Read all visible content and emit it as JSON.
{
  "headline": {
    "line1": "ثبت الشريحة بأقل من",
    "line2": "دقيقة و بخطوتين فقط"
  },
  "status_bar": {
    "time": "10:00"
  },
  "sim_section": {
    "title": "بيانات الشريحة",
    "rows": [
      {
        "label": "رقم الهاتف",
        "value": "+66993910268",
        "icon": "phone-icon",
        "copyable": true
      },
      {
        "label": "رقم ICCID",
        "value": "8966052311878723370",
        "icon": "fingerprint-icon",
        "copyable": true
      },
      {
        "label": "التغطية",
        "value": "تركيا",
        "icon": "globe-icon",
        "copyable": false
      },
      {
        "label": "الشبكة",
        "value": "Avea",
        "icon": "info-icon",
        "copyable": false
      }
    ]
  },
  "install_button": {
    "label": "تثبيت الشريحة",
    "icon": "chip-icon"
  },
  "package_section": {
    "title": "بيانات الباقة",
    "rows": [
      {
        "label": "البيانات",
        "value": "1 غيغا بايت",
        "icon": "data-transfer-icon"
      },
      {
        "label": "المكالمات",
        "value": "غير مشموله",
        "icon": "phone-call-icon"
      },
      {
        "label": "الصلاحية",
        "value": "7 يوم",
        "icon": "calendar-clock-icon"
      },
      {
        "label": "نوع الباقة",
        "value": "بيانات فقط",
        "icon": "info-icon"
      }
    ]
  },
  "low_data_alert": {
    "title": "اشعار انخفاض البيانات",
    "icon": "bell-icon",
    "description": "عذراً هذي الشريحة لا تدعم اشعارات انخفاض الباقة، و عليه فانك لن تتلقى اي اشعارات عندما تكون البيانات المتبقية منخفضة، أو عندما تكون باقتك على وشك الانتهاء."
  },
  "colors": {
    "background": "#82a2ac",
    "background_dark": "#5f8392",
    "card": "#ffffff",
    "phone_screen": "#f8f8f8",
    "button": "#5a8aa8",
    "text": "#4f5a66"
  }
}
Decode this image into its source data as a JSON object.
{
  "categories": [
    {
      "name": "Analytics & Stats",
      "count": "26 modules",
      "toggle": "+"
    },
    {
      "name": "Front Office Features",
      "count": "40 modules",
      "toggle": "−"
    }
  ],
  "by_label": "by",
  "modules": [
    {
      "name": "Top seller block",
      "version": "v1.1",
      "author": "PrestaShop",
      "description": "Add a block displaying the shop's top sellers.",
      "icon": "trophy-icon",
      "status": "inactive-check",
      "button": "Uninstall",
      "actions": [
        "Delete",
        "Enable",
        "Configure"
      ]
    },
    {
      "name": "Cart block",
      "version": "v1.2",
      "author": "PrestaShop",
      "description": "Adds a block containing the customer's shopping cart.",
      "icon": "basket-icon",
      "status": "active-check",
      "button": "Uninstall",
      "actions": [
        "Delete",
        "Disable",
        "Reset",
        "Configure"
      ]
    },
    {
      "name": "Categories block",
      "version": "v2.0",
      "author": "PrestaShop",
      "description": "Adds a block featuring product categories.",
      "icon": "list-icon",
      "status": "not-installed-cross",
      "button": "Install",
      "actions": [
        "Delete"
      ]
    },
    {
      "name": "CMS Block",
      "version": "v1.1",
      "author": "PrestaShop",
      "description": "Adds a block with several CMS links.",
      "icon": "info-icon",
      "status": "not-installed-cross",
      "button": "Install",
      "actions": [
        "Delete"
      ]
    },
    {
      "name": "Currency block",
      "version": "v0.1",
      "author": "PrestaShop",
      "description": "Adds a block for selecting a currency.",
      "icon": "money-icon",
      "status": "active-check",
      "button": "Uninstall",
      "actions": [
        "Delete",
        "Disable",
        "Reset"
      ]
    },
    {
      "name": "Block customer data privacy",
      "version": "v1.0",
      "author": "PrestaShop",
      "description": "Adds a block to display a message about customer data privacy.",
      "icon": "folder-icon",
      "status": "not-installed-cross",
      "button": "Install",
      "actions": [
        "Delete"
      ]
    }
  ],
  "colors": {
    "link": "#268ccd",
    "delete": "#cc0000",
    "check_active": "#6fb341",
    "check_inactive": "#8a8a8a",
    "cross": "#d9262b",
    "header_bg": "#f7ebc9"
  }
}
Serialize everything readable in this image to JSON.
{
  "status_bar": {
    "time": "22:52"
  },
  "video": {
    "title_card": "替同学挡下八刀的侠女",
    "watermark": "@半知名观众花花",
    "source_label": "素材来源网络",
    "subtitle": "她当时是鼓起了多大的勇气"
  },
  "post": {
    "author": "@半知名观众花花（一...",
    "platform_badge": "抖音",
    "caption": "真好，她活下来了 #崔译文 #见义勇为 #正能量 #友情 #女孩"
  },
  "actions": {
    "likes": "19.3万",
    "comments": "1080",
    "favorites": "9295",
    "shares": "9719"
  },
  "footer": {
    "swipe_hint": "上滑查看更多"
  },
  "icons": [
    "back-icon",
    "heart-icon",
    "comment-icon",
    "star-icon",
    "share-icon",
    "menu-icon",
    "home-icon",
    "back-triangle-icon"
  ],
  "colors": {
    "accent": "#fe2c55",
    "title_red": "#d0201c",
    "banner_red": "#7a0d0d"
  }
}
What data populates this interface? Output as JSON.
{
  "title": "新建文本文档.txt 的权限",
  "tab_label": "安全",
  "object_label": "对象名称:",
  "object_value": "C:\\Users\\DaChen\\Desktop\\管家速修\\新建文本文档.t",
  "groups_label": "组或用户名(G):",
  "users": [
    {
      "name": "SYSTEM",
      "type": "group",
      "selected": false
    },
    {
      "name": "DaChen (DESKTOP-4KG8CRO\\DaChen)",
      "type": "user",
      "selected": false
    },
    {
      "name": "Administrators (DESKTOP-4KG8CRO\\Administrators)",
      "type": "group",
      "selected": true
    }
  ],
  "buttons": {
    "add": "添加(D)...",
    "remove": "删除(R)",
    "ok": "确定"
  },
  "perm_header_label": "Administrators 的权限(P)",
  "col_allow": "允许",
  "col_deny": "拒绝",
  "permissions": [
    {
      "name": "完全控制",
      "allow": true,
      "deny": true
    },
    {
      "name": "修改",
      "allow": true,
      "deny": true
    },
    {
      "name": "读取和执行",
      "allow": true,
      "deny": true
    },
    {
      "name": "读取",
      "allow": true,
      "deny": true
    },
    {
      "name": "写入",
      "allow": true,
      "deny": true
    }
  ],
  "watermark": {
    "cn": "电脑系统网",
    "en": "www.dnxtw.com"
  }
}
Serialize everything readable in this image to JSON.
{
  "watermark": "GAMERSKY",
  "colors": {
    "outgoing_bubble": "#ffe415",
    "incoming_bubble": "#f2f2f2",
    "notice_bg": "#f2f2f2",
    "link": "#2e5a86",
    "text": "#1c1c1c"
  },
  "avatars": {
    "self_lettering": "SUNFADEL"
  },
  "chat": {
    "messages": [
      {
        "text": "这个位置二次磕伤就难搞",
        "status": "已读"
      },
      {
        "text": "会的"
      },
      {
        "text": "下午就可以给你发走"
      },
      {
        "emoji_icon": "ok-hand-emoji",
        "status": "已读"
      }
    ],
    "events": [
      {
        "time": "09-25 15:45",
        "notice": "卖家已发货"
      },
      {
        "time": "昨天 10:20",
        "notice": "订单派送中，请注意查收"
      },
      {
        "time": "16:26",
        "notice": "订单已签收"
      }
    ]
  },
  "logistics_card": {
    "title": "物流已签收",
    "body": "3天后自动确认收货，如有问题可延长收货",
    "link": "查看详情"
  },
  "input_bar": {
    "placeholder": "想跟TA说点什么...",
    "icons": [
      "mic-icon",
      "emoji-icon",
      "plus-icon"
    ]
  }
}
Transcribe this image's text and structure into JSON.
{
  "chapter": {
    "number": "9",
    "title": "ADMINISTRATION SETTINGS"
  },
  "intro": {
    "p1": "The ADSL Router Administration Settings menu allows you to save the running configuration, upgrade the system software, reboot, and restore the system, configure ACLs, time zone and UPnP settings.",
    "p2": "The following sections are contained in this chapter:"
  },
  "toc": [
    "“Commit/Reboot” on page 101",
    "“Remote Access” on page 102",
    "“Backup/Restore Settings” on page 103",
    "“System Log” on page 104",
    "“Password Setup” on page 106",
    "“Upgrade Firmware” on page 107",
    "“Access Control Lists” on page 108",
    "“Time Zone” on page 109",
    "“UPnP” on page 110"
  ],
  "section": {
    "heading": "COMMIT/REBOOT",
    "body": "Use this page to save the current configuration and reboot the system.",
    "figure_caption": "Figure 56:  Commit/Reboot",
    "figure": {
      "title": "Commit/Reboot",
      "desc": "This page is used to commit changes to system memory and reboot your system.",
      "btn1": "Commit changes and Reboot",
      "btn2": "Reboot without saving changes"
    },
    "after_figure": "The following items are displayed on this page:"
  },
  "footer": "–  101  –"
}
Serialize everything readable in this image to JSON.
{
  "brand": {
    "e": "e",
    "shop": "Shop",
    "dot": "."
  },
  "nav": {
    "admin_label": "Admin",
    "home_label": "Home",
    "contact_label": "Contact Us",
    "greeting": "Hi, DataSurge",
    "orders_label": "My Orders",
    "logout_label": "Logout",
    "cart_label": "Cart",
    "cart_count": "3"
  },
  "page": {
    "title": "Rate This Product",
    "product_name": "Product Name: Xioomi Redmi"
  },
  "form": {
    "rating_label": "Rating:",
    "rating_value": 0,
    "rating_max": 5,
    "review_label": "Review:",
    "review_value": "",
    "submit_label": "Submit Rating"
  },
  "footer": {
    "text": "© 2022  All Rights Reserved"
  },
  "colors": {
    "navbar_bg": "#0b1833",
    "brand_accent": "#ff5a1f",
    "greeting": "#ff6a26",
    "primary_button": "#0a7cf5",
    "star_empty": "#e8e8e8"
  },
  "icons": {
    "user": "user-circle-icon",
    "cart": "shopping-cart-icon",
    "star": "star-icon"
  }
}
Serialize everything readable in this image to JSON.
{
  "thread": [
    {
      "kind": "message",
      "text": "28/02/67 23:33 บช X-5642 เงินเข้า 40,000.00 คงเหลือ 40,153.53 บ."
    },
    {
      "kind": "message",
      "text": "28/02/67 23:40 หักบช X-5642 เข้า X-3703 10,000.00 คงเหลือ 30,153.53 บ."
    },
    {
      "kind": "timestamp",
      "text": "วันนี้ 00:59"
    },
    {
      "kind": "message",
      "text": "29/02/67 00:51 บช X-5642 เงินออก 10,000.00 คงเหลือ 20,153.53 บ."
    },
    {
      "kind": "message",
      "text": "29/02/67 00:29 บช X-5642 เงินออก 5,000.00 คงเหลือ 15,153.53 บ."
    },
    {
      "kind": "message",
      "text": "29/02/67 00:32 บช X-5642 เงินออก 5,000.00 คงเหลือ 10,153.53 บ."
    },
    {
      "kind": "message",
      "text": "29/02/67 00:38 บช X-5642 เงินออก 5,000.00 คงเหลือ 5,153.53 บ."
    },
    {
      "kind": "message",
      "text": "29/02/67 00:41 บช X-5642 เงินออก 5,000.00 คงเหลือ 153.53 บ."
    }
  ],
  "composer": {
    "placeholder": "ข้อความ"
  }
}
-----
# To be done
Tally up the lines of the listing containing the word "البيانات". Give only the total.

# Finished exercise
3